Task statement: Identify, in the records below, every line where the string "Direktor" appears, and copy each such line.

(Dataset items)
● ● ● ●

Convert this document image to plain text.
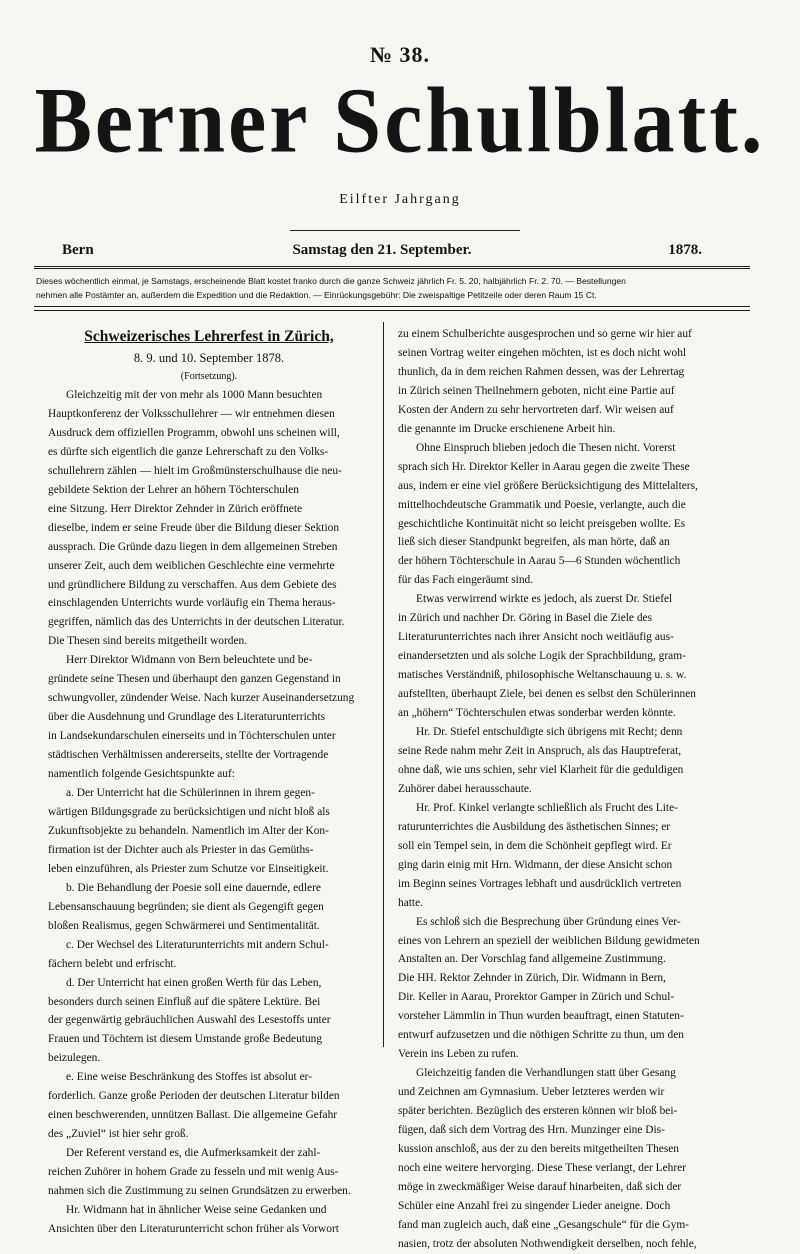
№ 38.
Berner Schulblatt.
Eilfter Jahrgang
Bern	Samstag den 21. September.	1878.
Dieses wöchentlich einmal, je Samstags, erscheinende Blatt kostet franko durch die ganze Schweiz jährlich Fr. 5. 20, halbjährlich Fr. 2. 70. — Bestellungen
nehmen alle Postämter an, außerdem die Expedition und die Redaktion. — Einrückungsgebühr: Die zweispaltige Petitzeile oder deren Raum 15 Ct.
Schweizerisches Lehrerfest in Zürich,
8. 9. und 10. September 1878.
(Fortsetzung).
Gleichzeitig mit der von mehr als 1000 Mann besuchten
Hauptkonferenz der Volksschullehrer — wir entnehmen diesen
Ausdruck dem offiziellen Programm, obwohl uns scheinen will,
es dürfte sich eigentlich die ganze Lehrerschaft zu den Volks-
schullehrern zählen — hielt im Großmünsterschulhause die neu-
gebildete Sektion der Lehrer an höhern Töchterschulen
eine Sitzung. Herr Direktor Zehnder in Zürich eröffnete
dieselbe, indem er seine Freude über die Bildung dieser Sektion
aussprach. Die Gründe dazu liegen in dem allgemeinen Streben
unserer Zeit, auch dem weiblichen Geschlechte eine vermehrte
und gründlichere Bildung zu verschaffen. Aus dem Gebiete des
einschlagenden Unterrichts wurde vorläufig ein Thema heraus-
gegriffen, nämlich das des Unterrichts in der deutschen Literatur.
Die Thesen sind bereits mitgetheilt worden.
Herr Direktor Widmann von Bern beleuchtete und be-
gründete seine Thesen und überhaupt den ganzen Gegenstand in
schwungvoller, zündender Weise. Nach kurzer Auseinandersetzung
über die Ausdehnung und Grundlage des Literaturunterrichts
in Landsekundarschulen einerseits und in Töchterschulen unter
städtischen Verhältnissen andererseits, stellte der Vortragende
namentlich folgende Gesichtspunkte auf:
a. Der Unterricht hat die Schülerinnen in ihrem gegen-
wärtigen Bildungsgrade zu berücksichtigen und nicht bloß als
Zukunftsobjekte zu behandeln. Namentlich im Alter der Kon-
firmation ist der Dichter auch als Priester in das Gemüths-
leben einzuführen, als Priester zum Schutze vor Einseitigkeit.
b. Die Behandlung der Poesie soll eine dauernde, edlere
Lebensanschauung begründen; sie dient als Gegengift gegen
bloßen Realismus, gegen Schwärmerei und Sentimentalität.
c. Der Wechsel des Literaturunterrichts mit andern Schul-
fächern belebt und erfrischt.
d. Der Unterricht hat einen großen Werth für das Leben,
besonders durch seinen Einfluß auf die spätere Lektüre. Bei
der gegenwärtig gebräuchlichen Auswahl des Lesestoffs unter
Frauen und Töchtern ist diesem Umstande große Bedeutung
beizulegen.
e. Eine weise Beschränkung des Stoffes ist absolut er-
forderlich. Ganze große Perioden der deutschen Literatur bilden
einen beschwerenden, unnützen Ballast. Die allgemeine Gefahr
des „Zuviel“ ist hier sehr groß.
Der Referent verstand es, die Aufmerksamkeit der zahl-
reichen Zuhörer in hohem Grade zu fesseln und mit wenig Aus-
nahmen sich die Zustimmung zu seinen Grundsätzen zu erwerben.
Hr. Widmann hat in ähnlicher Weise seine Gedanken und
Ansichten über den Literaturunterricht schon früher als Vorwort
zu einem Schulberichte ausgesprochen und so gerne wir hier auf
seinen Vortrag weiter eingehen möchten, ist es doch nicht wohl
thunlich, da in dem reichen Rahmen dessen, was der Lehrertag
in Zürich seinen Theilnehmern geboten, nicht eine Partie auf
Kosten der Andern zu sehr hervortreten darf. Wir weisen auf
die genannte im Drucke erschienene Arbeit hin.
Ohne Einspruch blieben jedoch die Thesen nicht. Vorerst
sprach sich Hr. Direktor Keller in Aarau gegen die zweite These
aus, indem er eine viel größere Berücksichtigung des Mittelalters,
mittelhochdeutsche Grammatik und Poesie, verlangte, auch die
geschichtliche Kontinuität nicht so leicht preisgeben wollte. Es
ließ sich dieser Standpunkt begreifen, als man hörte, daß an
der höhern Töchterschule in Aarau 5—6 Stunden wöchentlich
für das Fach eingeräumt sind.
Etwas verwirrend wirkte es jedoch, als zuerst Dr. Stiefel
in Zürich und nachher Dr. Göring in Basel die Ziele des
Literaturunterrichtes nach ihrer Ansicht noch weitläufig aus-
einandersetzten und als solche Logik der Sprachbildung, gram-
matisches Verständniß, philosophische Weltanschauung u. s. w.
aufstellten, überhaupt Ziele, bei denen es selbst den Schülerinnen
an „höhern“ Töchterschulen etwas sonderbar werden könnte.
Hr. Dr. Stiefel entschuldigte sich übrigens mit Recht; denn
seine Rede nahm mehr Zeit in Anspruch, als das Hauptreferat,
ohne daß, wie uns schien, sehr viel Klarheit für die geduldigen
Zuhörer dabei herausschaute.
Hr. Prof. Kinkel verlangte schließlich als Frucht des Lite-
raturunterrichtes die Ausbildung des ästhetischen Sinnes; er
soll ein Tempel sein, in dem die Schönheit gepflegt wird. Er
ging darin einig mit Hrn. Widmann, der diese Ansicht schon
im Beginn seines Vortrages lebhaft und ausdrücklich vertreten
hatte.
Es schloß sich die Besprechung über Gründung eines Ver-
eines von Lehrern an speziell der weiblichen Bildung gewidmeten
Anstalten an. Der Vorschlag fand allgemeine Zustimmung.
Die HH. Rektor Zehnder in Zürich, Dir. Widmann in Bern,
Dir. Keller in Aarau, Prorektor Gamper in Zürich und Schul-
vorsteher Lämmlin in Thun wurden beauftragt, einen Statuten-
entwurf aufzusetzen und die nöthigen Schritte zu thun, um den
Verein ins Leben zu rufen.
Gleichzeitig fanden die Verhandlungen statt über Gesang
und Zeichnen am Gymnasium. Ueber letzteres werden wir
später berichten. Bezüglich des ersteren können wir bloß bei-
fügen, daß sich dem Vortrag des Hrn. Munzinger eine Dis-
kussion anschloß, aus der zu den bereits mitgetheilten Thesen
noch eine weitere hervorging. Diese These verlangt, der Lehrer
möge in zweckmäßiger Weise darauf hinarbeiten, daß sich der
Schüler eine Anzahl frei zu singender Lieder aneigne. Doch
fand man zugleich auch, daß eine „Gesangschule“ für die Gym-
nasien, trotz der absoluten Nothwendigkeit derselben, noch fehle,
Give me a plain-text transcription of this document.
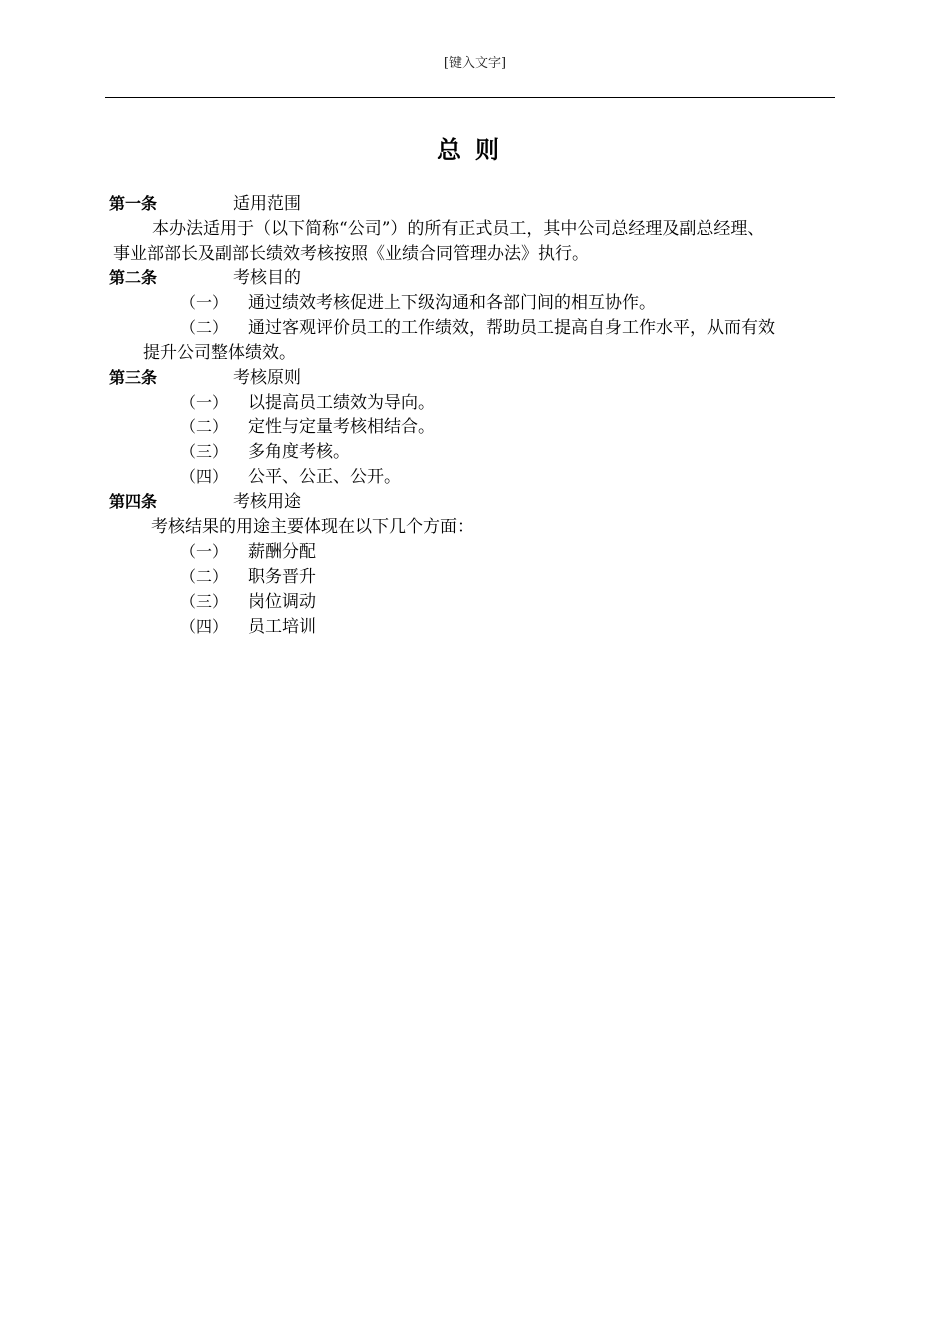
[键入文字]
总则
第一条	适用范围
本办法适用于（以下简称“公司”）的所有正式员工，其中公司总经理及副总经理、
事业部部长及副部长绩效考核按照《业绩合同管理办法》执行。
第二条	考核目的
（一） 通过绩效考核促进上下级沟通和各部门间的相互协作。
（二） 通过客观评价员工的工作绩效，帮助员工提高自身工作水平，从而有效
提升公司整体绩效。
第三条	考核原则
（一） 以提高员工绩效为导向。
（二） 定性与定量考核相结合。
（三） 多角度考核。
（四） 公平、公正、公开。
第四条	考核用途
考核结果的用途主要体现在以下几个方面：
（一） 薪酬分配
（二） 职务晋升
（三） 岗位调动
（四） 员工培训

● ● ● ●

Exercise output:
eine Sitzung. Herr Direktor Zehnder in Zürich eröffnete
Herr Direktor Widmann von Bern beleuchtete und be-
sprach sich Hr. Direktor Keller in Aarau gegen die zweite These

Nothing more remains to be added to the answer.